• Records provided:
****************
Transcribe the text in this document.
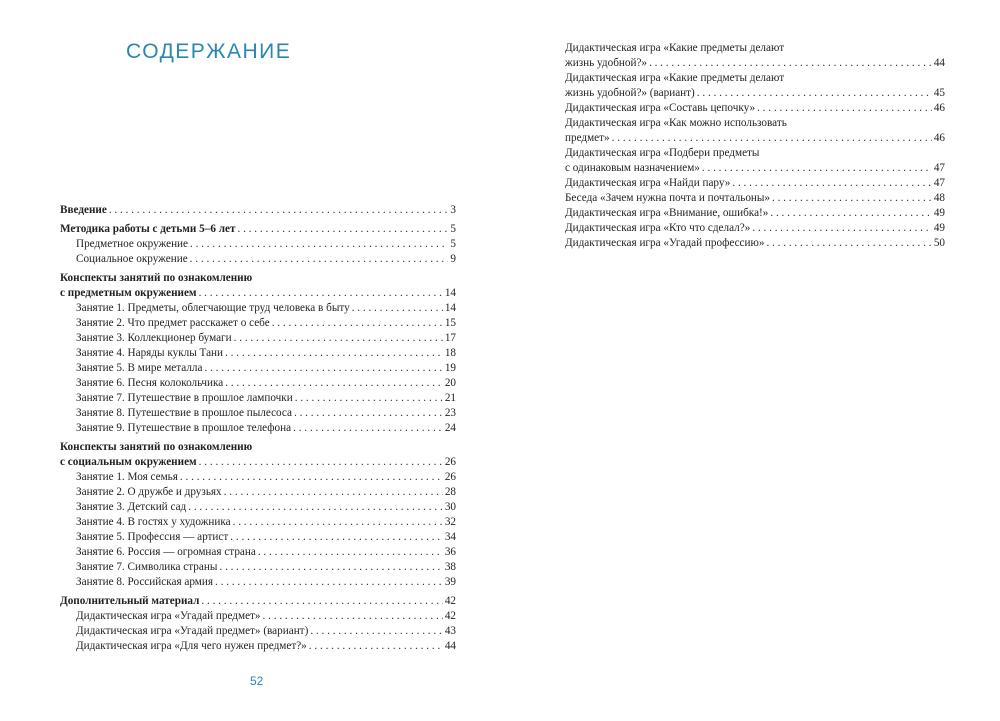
СОДЕРЖАНИЕ
Введение . . .	3
Методика работы с детьми 5–6 лет . . .	5
Предметное окружение . . .	5
Социальное окружение . . .	9
Конспекты занятий по ознакомлению
с предметным окружением . . .	14
Занятие 1. Предметы, облегчающие труд человека в быту . . .	14
Занятие 2. Что предмет расскажет о себе . . .	15
Занятие 3. Коллекционер бумаги . . .	17
Занятие 4. Наряды куклы Тани . . .	18
Занятие 5. В мире металла . . .	19
Занятие 6. Песня колокольчика . . .	20
Занятие 7. Путешествие в прошлое лампочки . . .	21
Занятие 8. Путешествие в прошлое пылесоса . . .	23
Занятие 9. Путешествие в прошлое телефона . . .	24
Конспекты занятий по ознакомлению
с социальным окружением . . .	26
Занятие 1. Моя семья . . .	26
Занятие 2. О дружбе и друзьях . . .	28
Занятие 3. Детский сад . . .	30
Занятие 4. В гостях у художника . . .	32
Занятие 5. Профессия — артист . . .	34
Занятие 6. Россия — огромная страна . . .	36
Занятие 7. Символика страны . . .	38
Занятие 8. Российская армия . . .	39
Дополнительный материал . . .	42
Дидактическая игра «Угадай предмет» . . .	42
Дидактическая игра «Угадай предмет» (вариант) . . .	43
Дидактическая игра «Для чего нужен предмет?» . . .	44
52
Дидактическая игра «Какие предметы делают
жизнь удобной?» . . .	44
Дидактическая игра «Какие предметы делают
жизнь удобной?» (вариант) . . .	45
Дидактическая игра «Составь цепочку» . . .	46
Дидактическая игра «Как можно использовать
предмет» . . .	46
Дидактическая игра «Подбери предметы
с одинаковым назначением» . . .	47
Дидактическая игра «Найди пару» . . .	47
Беседа «Зачем нужна почта и почтальоны» . . .	48
Дидактическая игра «Внимание, ошибка!» . . .	49
Дидактическая игра «Кто что сделал?» . . .	49
Дидактическая игра «Угадай профессию» . . .	50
****************
• What you should do: Nothing in the entries should change as you copy them, except that the pictures are left out.

• Reply to the exercise:
Transcribe the text in this document.
СОДЕРЖАНИЕ
Введение . . .	3
Методика работы с детьми 5–6 лет . . .	5
Предметное окружение . . .	5
Социальное окружение . . .	9
Конспекты занятий по ознакомлению
с предметным окружением . . .	14
Занятие 1. Предметы, облегчающие труд человека в быту . . .	14
Занятие 2. Что предмет расскажет о себе . . .	15
Занятие 3. Коллекционер бумаги . . .	17
Занятие 4. Наряды куклы Тани . . .	18
Занятие 5. В мире металла . . .	19
Занятие 6. Песня колокольчика . . .	20
Занятие 7. Путешествие в прошлое лампочки . . .	21
Занятие 8. Путешествие в прошлое пылесоса . . .	23
Занятие 9. Путешествие в прошлое телефона . . .	24
Конспекты занятий по ознакомлению
с социальным окружением . . .	26
Занятие 1. Моя семья . . .	26
Занятие 2. О дружбе и друзьях . . .	28
Занятие 3. Детский сад . . .	30
Занятие 4. В гостях у художника . . .	32
Занятие 5. Профессия — артист . . .	34
Занятие 6. Россия — огромная страна . . .	36
Занятие 7. Символика страны . . .	38
Занятие 8. Российская армия . . .	39
Дополнительный материал . . .	42
Дидактическая игра «Угадай предмет» . . .	42
Дидактическая игра «Угадай предмет» (вариант) . . .	43
Дидактическая игра «Для чего нужен предмет?» . . .	44
52
Дидактическая игра «Какие предметы делают
жизнь удобной?» . . .	44
Дидактическая игра «Какие предметы делают
жизнь удобной?» (вариант) . . .	45
Дидактическая игра «Составь цепочку» . . .	46
Дидактическая игра «Как можно использовать
предмет» . . .	46
Дидактическая игра «Подбери предметы
с одинаковым назначением» . . .	47
Дидактическая игра «Найди пару» . . .	47
Беседа «Зачем нужна почта и почтальоны» . . .	48
Дидактическая игра «Внимание, ошибка!» . . .	49
Дидактическая игра «Кто что сделал?» . . .	49
Дидактическая игра «Угадай профессию» . . .	50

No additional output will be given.